* START MATERIAL SHOWN *
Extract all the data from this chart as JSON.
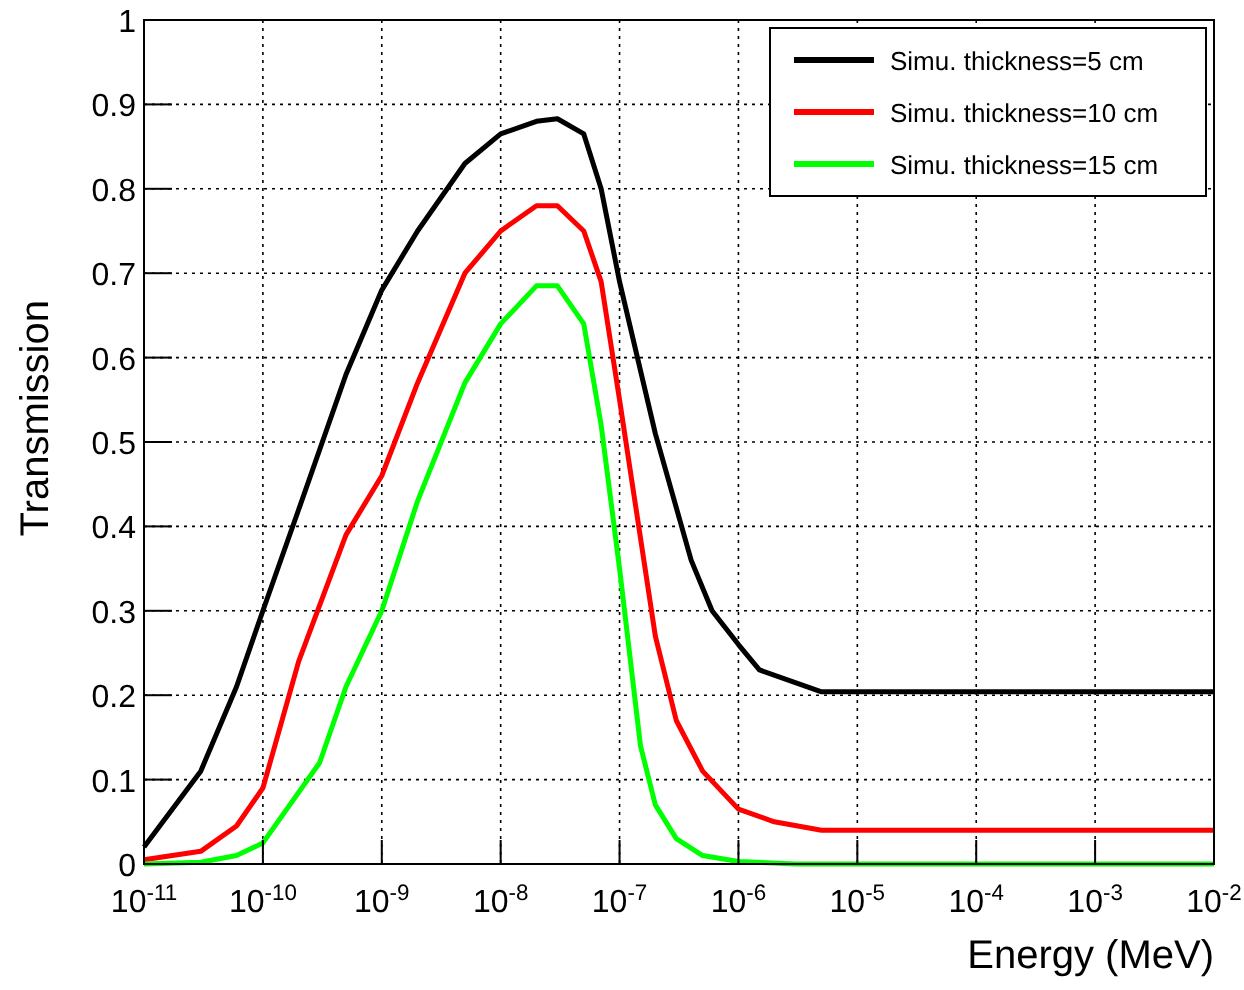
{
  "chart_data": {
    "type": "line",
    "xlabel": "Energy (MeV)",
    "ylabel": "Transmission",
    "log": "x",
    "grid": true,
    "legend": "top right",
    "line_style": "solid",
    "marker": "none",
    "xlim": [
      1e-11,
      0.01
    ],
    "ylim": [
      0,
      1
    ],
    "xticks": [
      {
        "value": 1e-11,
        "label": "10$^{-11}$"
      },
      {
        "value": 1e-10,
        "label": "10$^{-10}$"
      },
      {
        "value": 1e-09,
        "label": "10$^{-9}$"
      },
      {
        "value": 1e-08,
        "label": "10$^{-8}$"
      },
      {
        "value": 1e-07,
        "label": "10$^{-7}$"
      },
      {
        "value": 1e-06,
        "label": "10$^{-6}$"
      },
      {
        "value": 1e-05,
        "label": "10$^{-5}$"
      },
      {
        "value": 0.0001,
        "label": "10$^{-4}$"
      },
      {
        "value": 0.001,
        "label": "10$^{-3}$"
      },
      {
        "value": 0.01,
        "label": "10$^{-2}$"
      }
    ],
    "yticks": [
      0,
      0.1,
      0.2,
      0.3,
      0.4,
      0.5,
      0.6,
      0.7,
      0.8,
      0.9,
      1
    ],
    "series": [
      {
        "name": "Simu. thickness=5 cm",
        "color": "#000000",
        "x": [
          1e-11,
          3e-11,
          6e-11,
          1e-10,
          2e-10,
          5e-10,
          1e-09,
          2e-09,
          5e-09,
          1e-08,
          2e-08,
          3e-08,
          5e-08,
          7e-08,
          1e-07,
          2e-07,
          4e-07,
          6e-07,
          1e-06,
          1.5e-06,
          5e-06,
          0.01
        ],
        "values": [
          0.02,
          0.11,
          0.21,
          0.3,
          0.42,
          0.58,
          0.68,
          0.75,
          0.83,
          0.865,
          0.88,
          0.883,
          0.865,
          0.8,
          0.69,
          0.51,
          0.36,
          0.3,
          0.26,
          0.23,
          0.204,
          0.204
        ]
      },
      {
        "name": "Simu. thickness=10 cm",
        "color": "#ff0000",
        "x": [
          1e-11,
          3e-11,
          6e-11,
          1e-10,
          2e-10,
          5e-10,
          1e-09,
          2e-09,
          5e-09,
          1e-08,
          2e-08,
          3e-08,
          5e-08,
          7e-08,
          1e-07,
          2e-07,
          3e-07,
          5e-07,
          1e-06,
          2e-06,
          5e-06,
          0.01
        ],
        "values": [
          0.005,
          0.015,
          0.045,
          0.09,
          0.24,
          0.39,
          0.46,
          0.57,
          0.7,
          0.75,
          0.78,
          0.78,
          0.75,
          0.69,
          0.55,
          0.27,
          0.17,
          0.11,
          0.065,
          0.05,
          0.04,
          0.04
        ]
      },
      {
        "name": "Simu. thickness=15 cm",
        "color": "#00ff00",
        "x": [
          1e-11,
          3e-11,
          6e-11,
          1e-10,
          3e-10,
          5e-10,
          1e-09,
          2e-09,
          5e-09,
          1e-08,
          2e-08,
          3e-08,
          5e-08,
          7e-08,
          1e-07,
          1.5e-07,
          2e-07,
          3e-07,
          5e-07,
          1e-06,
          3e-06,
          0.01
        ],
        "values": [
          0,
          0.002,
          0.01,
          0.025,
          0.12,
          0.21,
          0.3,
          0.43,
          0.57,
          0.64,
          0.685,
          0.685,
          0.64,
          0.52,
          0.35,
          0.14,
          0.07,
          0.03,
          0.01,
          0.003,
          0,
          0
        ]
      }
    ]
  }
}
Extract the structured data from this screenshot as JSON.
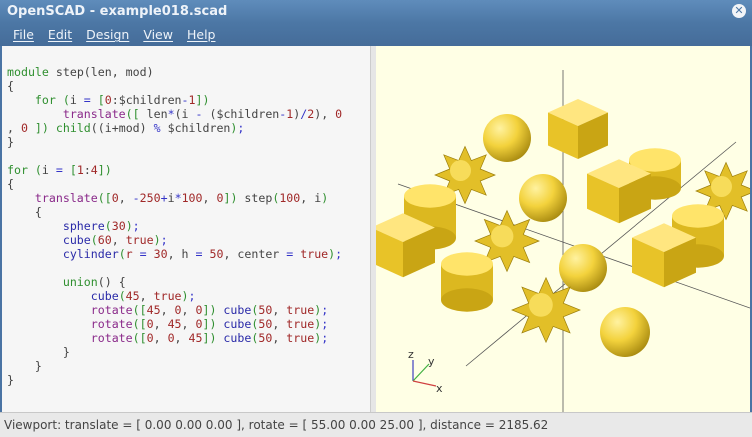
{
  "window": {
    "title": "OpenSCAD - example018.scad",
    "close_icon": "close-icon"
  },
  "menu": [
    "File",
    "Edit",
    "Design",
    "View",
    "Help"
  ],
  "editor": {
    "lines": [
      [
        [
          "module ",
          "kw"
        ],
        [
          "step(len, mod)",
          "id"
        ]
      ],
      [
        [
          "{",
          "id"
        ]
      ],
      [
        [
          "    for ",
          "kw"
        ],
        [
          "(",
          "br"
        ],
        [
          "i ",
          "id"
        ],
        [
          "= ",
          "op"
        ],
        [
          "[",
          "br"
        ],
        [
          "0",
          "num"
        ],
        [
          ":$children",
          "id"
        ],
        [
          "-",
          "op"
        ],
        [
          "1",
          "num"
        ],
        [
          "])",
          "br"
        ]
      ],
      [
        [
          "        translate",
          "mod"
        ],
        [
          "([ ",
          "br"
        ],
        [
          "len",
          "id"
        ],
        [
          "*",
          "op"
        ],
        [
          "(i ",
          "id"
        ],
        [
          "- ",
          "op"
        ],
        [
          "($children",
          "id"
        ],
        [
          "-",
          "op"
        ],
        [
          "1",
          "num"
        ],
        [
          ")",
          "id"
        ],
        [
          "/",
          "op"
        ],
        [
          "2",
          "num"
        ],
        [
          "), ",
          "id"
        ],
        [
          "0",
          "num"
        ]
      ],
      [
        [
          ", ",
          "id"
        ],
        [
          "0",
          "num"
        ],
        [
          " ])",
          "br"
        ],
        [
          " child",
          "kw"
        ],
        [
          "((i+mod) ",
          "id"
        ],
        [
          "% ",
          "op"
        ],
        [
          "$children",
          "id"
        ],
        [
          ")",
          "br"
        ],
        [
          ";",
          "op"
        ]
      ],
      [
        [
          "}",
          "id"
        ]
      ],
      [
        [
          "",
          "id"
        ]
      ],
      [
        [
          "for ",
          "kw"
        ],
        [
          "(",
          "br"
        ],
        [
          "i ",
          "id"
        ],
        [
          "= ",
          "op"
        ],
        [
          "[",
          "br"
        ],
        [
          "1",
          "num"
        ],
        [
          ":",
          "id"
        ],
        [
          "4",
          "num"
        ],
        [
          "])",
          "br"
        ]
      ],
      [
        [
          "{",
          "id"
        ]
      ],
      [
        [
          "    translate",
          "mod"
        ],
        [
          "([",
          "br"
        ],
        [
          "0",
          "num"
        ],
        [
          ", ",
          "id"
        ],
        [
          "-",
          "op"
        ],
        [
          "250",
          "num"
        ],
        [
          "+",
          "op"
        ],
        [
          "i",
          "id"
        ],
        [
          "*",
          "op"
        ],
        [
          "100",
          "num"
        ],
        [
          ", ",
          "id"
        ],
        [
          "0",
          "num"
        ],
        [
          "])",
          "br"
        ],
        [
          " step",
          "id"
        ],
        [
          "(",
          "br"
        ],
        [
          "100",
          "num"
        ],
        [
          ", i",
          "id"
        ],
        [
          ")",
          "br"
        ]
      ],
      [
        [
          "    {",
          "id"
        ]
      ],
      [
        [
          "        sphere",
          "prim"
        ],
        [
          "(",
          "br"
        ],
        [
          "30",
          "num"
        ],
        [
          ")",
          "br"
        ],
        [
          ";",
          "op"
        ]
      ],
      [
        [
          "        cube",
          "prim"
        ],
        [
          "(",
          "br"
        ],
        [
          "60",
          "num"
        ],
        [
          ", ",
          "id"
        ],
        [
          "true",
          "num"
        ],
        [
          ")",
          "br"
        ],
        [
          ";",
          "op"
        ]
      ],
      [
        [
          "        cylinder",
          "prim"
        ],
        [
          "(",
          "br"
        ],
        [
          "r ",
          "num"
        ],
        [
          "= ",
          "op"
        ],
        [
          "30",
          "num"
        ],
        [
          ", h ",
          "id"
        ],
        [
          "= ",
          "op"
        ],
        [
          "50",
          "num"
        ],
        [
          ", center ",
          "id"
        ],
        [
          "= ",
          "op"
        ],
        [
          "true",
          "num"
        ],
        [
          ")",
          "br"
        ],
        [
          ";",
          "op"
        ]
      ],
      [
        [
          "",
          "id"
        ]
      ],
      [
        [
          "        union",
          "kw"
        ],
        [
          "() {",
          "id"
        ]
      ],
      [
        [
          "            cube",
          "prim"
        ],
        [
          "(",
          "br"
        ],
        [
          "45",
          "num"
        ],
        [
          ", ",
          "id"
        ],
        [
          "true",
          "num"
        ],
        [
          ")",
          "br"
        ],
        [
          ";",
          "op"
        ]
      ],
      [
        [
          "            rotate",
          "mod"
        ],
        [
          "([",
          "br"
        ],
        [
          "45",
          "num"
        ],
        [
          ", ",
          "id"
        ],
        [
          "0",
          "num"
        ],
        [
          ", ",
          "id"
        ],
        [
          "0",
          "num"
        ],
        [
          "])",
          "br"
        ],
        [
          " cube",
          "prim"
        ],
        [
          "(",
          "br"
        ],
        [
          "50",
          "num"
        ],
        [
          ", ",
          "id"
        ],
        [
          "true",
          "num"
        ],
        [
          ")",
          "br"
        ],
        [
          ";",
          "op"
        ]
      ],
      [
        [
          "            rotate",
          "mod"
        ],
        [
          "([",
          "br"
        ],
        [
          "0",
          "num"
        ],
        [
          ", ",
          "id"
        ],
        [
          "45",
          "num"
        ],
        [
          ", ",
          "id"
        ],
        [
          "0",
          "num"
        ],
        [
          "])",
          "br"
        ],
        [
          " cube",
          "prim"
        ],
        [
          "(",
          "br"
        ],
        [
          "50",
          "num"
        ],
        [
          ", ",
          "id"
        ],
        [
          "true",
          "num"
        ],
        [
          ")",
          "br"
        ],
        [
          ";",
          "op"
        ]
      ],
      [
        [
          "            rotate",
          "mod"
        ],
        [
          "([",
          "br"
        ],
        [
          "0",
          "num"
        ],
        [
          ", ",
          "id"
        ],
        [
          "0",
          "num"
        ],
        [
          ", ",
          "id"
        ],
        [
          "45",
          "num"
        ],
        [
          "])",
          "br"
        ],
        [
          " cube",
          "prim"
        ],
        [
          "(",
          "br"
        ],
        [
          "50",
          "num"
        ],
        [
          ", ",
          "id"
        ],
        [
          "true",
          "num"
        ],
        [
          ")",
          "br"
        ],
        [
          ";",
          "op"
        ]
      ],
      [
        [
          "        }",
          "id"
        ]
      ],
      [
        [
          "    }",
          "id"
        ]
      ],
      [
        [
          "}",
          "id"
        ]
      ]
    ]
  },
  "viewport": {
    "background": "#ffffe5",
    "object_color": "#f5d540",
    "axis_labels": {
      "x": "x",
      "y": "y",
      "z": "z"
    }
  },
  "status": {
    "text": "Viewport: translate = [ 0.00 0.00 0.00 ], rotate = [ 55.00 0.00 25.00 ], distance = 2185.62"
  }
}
* END MATERIAL SHOWN *
| WRITTEN INSTRUCTION |
Extract every line from the records above that contains the word "name".

| SOLUTION FOR THIS PROBLEM |
        "name": "Simu. thickness=5 cm",
        "name": "Simu. thickness=10 cm",
        "name": "Simu. thickness=15 cm",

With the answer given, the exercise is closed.